**Requests:**
1. Rewrite the passage of the text on valuing time between "2. Connect to" and "Guide My Life.", inclusive, changing "compass" to "map".
2. In the text on valuing time, the first sentence under "Connect to your values" describes what to do with your values. List each of those actions.

**Text block:**
- - -

I felt myself stewing in resentment and then Jane turned to me and insisted, "Mom, THIS is a waste of my time. I want to go home."

We were in lockstep. I told her I would stay and let her know what she missed. She stood up in the auditorium packed with hundreds, including many of our friends and neighbors, while the principal continued in a flurry of irrelevance. She walked out and returned home.

My guess is that many parents would have been embarrassed in that moment—cringing at her every footstep and the bulky door crashing behind her—but pride washed over me. She gets it. At ten, she understands that her time and energy have meaning. They have value. And she respects her time enough to do what felt uncomfortable and perhaps against the rules to honor her self and her worth. Yes, tween girl feminist parenting win!

This moment stuck out to me more than most because I see many of my female clients struggle to value their time. They find themselves in overwhelm in their families or stuck in careers with no idea where to go next because they have no time to make a search—or themselves a priority.

Here are a few ways we work together to reclaim their value and their time:

1. Reframe
A wise coach recently asked me, "In the face of all of these time-consuming middle school tours, what can you celebrate about this time?" The answer was clear—more time with my daughter and a chance for us to work on a project together. Once I changed my view of the process, I have been—dare I say—having fun being with her and exploring new neighborhoods and possibilities. How can you look at the time you’re spending on things that seem like obligations in a way that truly enriches your life and helps you continue to learn?

2. Connect to your values
If you have not yet taken the time to choose your values, define what they mean to you and use them as a compass to drive your life decisions, know that this is a critical step toward helping you better value your worth and your time. If you have done this in the past, go through the exercise again to make sure that the values you choose speak to your life right now. Life happens and what was once unimportant to you—for example—before 2016, may be life altering now. I review everything on my calendar once a month to make sure my appointments are laddering up to my values. Read more about this in 5 Ways I Use My Values To Guide My Life.

- - -

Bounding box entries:
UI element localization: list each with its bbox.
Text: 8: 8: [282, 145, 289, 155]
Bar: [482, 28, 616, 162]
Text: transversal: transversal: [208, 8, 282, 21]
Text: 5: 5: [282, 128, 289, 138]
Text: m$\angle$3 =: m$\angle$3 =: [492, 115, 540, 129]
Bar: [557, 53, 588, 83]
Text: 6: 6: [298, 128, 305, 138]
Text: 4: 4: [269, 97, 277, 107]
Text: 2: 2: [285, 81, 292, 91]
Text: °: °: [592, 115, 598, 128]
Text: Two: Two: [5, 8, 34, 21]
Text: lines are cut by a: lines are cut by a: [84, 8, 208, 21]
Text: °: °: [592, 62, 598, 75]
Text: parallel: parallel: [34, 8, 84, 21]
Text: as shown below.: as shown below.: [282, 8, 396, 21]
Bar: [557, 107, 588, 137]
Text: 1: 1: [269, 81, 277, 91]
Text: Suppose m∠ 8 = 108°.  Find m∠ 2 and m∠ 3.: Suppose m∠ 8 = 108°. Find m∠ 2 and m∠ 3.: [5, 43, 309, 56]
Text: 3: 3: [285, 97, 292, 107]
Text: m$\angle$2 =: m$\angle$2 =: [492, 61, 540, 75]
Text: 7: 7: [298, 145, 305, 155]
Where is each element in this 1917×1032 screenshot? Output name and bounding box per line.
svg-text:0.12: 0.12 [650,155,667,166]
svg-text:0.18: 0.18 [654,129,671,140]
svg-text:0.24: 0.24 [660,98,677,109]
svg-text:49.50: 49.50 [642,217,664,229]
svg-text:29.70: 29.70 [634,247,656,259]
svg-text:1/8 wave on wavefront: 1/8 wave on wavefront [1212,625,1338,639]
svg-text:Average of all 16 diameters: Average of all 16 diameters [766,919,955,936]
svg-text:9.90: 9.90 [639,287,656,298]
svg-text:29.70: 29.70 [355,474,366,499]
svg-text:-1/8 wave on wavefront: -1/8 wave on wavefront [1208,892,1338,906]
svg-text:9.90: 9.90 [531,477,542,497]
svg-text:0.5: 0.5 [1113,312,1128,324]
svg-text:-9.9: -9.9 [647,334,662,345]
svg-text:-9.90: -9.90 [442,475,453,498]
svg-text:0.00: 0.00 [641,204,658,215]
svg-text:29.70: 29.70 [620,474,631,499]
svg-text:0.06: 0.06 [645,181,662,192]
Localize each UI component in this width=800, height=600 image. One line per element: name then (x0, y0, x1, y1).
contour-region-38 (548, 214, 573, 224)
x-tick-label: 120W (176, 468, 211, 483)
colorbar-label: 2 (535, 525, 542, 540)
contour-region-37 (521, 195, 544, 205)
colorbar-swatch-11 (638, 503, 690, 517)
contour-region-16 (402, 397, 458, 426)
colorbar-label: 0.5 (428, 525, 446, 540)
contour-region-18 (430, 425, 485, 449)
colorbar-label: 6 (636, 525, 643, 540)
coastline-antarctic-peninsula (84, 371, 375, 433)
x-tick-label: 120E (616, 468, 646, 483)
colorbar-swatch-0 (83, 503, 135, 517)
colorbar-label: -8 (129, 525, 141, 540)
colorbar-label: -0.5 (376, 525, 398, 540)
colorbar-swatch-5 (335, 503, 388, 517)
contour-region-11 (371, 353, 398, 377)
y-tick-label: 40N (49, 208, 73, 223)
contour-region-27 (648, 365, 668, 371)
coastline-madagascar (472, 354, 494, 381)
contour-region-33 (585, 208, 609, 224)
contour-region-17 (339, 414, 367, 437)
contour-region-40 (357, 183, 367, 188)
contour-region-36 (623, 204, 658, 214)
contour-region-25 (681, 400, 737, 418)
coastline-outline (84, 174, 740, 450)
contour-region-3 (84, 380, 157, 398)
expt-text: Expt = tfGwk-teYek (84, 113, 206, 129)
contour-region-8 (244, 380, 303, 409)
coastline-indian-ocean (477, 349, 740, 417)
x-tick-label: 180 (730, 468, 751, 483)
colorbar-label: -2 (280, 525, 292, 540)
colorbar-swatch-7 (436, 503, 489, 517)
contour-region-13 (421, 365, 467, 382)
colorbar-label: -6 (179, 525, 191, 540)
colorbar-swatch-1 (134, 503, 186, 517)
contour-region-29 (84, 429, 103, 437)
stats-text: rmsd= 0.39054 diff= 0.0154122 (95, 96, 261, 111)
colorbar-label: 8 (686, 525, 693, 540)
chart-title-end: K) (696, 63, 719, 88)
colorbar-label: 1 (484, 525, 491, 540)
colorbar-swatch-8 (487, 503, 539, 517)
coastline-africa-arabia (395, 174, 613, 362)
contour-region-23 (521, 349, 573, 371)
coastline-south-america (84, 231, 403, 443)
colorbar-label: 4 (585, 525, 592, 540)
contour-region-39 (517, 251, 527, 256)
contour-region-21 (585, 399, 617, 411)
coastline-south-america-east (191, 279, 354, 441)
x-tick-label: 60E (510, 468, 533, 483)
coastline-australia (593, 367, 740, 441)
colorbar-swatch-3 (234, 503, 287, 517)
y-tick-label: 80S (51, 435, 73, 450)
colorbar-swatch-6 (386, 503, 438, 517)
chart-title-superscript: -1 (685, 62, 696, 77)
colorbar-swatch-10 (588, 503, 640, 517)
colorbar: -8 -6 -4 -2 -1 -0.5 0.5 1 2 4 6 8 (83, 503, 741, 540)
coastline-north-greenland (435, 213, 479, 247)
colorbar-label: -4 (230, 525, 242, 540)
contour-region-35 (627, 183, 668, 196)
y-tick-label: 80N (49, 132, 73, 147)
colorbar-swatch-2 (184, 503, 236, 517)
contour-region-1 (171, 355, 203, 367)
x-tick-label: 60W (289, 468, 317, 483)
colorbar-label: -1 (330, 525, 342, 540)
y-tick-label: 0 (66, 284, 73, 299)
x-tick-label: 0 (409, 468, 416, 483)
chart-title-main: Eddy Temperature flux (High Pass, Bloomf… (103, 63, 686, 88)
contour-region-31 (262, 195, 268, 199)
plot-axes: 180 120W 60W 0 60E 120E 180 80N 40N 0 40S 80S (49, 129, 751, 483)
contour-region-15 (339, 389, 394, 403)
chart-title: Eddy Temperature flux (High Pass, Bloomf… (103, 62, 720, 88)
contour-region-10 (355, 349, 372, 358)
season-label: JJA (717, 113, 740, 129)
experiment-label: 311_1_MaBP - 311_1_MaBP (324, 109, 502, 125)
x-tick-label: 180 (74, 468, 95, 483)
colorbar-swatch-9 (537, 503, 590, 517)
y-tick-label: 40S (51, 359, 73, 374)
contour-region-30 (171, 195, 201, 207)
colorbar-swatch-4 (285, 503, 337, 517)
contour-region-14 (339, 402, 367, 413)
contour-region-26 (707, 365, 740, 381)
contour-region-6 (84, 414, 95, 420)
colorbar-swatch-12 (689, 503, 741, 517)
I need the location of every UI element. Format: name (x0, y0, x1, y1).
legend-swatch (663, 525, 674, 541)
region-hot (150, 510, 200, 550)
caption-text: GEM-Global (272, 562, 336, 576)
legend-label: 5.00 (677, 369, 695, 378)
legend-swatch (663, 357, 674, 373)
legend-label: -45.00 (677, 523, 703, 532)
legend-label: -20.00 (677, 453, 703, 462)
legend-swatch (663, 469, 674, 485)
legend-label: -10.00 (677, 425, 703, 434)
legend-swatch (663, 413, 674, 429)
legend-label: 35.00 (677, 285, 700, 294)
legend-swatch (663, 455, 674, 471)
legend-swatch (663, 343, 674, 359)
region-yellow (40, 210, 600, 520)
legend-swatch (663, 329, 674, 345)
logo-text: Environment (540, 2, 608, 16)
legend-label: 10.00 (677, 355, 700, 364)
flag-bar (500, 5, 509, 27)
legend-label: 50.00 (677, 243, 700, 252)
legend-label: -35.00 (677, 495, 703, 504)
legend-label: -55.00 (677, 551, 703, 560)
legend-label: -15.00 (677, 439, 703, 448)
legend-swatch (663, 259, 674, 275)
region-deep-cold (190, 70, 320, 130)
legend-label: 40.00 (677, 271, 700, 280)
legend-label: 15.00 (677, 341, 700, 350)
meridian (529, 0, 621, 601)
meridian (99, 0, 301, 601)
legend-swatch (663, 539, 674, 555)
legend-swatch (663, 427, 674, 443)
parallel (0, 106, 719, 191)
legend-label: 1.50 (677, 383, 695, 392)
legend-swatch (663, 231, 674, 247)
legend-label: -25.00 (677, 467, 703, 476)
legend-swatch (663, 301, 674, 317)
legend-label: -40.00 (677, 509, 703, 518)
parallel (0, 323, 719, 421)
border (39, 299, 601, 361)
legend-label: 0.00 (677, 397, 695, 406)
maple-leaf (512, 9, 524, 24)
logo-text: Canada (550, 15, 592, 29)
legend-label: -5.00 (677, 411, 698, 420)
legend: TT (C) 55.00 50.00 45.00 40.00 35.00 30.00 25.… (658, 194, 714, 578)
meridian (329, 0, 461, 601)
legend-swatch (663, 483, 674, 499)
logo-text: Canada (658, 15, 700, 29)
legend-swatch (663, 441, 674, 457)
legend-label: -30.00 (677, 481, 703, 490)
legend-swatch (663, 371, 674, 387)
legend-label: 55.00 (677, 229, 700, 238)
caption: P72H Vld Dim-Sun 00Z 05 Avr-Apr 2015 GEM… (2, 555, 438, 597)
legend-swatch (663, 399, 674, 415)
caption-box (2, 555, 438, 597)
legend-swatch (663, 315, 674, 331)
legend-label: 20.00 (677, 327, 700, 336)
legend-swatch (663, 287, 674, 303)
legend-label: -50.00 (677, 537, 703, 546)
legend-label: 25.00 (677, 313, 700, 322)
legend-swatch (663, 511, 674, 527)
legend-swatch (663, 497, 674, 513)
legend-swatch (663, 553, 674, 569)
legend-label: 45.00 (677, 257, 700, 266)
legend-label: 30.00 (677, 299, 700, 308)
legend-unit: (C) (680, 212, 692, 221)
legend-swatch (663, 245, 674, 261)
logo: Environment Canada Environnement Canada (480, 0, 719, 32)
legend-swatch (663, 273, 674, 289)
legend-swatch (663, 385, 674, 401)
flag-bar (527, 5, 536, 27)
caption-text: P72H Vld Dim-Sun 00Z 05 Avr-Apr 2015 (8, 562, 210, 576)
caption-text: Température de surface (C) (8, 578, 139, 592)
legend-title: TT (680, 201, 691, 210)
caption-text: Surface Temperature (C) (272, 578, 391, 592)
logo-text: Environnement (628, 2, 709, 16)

- - -

**Answer list:**
1.
2. Connect to your values
If you have not yet taken the time to choose your values, define what they mean to you and use them as a map to drive your life decisions, know that this is a critical step toward helping you better value your worth and your time. If you have done this in the past, go through the exercise again to make sure that the values you choose speak to your life right now. Life happens and what was once unimportant to you—for example—before 2016, may be life altering now. I review everything on my calendar once a month to make sure my appointments are laddering up to my values. Read more about this in 5 Ways I Use My Values To Guide My Life.

2.
- Choose your values
- Define what they mean to you
- Use them as a compass to drive your life decisions